_TASK DESCRIPTION_. Scan the lines below; pull out those with "Grammarly".
### DATA LINES
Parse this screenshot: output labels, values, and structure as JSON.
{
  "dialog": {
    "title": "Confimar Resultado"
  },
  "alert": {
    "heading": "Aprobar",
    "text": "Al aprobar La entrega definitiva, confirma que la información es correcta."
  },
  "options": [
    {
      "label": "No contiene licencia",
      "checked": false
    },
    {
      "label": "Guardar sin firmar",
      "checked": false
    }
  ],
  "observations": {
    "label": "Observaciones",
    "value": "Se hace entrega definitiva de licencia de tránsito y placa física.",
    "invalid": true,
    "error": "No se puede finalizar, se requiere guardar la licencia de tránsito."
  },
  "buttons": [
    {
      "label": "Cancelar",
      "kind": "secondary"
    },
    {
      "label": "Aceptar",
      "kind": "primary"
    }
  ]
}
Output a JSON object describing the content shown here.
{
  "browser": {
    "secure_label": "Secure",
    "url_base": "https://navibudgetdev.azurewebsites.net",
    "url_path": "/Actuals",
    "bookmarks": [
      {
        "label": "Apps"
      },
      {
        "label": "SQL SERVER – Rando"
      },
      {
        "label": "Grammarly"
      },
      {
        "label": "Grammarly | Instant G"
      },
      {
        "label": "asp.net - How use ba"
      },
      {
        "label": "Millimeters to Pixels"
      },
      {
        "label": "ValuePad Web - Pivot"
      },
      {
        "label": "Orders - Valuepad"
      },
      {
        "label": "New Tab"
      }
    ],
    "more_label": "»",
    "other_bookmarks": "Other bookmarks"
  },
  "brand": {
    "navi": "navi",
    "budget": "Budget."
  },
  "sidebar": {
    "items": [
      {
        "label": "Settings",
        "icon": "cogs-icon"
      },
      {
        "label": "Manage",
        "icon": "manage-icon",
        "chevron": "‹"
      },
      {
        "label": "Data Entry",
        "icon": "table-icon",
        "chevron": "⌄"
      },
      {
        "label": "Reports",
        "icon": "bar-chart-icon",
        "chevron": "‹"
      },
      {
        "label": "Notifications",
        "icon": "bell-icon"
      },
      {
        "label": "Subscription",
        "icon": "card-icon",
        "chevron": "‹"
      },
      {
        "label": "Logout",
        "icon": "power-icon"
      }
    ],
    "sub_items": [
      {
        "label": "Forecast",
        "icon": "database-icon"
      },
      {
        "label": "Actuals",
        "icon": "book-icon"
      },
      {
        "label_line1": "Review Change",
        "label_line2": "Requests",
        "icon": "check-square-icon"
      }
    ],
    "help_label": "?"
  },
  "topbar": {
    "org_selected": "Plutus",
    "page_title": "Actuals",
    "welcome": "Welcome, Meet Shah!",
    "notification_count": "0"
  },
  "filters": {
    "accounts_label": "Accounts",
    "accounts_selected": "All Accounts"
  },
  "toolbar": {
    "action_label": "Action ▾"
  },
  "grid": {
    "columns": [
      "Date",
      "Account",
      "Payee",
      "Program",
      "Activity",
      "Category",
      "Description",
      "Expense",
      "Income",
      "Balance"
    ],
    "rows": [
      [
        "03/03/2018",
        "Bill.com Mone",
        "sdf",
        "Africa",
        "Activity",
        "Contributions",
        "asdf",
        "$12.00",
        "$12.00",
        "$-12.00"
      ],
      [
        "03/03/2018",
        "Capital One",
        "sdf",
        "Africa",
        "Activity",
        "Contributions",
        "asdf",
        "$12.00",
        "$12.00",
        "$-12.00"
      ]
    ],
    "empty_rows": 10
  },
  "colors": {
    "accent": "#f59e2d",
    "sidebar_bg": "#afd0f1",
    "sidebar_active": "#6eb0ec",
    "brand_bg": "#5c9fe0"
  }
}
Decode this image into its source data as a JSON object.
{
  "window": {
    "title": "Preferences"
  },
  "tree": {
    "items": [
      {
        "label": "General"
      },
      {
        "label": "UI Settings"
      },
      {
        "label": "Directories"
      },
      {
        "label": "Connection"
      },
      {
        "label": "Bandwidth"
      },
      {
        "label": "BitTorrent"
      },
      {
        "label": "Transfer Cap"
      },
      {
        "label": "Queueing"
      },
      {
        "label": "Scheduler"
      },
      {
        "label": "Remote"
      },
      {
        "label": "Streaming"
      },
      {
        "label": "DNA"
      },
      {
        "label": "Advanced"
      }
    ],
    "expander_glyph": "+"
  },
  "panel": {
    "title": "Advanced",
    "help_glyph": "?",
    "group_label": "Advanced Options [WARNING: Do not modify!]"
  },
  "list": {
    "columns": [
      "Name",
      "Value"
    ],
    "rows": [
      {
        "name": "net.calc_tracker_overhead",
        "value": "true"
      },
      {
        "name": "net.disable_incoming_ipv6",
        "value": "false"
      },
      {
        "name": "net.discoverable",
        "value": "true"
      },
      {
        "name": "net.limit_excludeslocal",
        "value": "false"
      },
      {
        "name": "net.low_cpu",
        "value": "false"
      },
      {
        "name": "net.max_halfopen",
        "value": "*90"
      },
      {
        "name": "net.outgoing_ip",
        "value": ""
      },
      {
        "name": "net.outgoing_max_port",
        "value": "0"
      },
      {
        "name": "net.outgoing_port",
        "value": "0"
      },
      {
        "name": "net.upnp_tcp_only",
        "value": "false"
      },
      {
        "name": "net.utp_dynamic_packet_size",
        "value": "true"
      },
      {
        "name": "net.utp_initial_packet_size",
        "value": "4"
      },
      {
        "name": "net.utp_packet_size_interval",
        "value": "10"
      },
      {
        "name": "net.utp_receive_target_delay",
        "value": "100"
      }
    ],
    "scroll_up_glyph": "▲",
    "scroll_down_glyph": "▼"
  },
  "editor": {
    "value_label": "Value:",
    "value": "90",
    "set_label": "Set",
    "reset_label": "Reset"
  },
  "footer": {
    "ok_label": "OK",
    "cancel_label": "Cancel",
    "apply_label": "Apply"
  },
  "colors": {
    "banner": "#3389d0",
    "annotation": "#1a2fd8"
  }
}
######
_ANSWER TO THIS PROBLEM_.
        "label": "Grammarly"
        "label": "Grammarly | Instant G"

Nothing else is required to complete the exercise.